A block of data:
========

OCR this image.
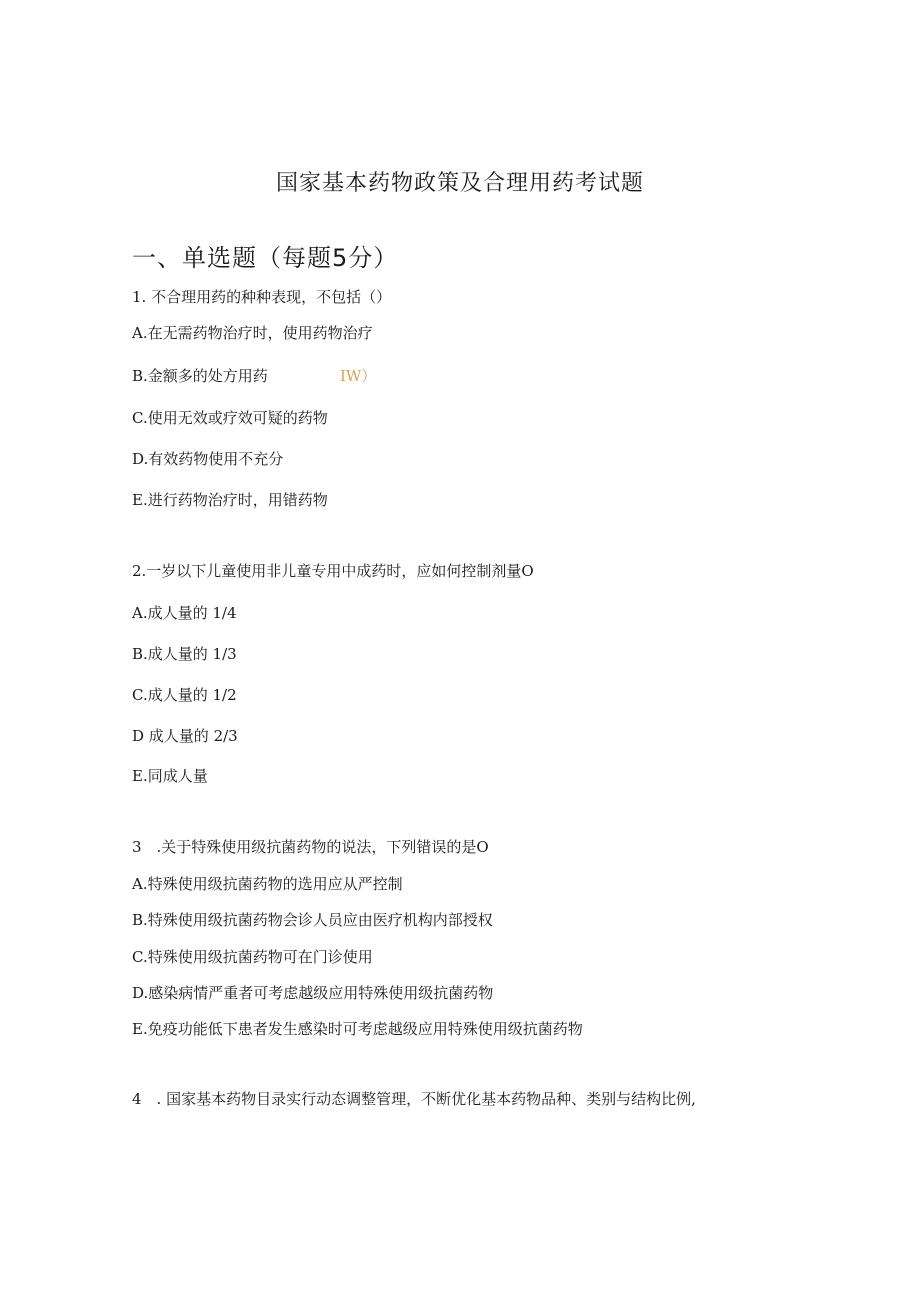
国家基本药物政策及合理用药考试题
一、单选题（每题5分）
1. 不合理用药的种种表现，不包括（）
A.在无需药物治疗时，使用药物治疗
B.金额多的处方用药	IW）
C.使用无效或疗效可疑的药物
D.有效药物使用不充分
E.进行药物治疗时，用错药物
2.一岁以下儿童使用非儿童专用中成药时，应如何控制剂量O
A.成人量的 1/4
B.成人量的 1/3
C.成人量的 1/2
D 成人量的 2/3
E.同成人量
3　.关于特殊使用级抗菌药物的说法，下列错误的是O
A.特殊使用级抗菌药物的选用应从严控制
B.特殊使用级抗菌药物会诊人员应由医疗机构内部授权
C.特殊使用级抗菌药物可在门诊使用
D.感染病情严重者可考虑越级应用特殊使用级抗菌药物
E.免疫功能低下患者发生感染时可考虑越级应用特殊使用级抗菌药物
4　. 国家基本药物目录实行动态调整管理，不断优化基本药物品种、类别与结构比例,
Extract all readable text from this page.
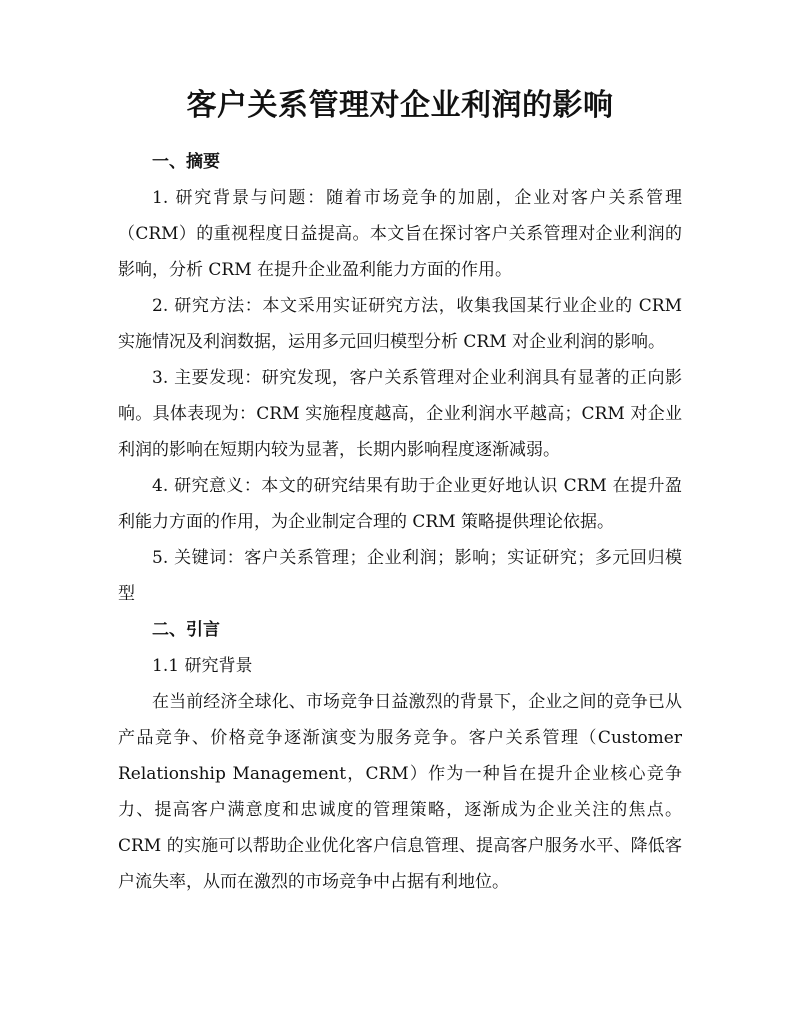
客户关系管理对企业利润的影响
一、摘要

1. 研究背景与问题：随着市场竞争的加剧，企业对客户关系管理（CRM）的重视程度日益提高。本文旨在探讨客户关系管理对企业利润的影响，分析 CRM 在提升企业盈利能力方面的作用。

2. 研究方法：本文采用实证研究方法，收集我国某行业企业的 CRM 实施情况及利润数据，运用多元回归模型分析 CRM 对企业利润的影响。

3. 主要发现：研究发现，客户关系管理对企业利润具有显著的正向影响。具体表现为：CRM 实施程度越高，企业利润水平越高；CRM 对企业利润的影响在短期内较为显著，长期内影响程度逐渐减弱。

4. 研究意义：本文的研究结果有助于企业更好地认识 CRM 在提升盈利能力方面的作用，为企业制定合理的 CRM 策略提供理论依据。

5. 关键词：客户关系管理；企业利润；影响；实证研究；多元回归模型

二、引言
1.1 研究背景

在当前经济全球化、市场竞争日益激烈的背景下，企业之间的竞争已从产品竞争、价格竞争逐渐演变为服务竞争。客户关系管理（Customer Relationship Management，CRM）作为一种旨在提升企业核心竞争力、提高客户满意度和忠诚度的管理策略，逐渐成为企业关注的焦点。CRM 的实施可以帮助企业优化客户信息管理、提高客户服务水平、降低客户流失率，从而在激烈的市场竞争中占据有利地位。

========

■ YOUR INSTRUCTIONS ■
Output all of the data exactly as it stands, minus any images.

■ COMPLETED EXERCISE ■
OCR this image.
国家基本药物政策及合理用药考试题
一、单选题（每题5分）
1. 不合理用药的种种表现，不包括（）
A.在无需药物治疗时，使用药物治疗
B.金额多的处方用药	IW）
C.使用无效或疗效可疑的药物
D.有效药物使用不充分
E.进行药物治疗时，用错药物
2.一岁以下儿童使用非儿童专用中成药时，应如何控制剂量O
A.成人量的 1/4
B.成人量的 1/3
C.成人量的 1/2
D 成人量的 2/3
E.同成人量
3　.关于特殊使用级抗菌药物的说法，下列错误的是O
A.特殊使用级抗菌药物的选用应从严控制
B.特殊使用级抗菌药物会诊人员应由医疗机构内部授权
C.特殊使用级抗菌药物可在门诊使用
D.感染病情严重者可考虑越级应用特殊使用级抗菌药物
E.免疫功能低下患者发生感染时可考虑越级应用特殊使用级抗菌药物
4　. 国家基本药物目录实行动态调整管理，不断优化基本药物品种、类别与结构比例,
Extract all readable text from this page.
客户关系管理对企业利润的影响
一、摘要

1. 研究背景与问题：随着市场竞争的加剧，企业对客户关系管理（CRM）的重视程度日益提高。本文旨在探讨客户关系管理对企业利润的影响，分析 CRM 在提升企业盈利能力方面的作用。

2. 研究方法：本文采用实证研究方法，收集我国某行业企业的 CRM 实施情况及利润数据，运用多元回归模型分析 CRM 对企业利润的影响。

3. 主要发现：研究发现，客户关系管理对企业利润具有显著的正向影响。具体表现为：CRM 实施程度越高，企业利润水平越高；CRM 对企业利润的影响在短期内较为显著，长期内影响程度逐渐减弱。

4. 研究意义：本文的研究结果有助于企业更好地认识 CRM 在提升盈利能力方面的作用，为企业制定合理的 CRM 策略提供理论依据。

5. 关键词：客户关系管理；企业利润；影响；实证研究；多元回归模型

二、引言
1.1 研究背景

在当前经济全球化、市场竞争日益激烈的背景下，企业之间的竞争已从产品竞争、价格竞争逐渐演变为服务竞争。客户关系管理（Customer Relationship Management，CRM）作为一种旨在提升企业核心竞争力、提高客户满意度和忠诚度的管理策略，逐渐成为企业关注的焦点。CRM 的实施可以帮助企业优化客户信息管理、提高客户服务水平、降低客户流失率，从而在激烈的市场竞争中占据有利地位。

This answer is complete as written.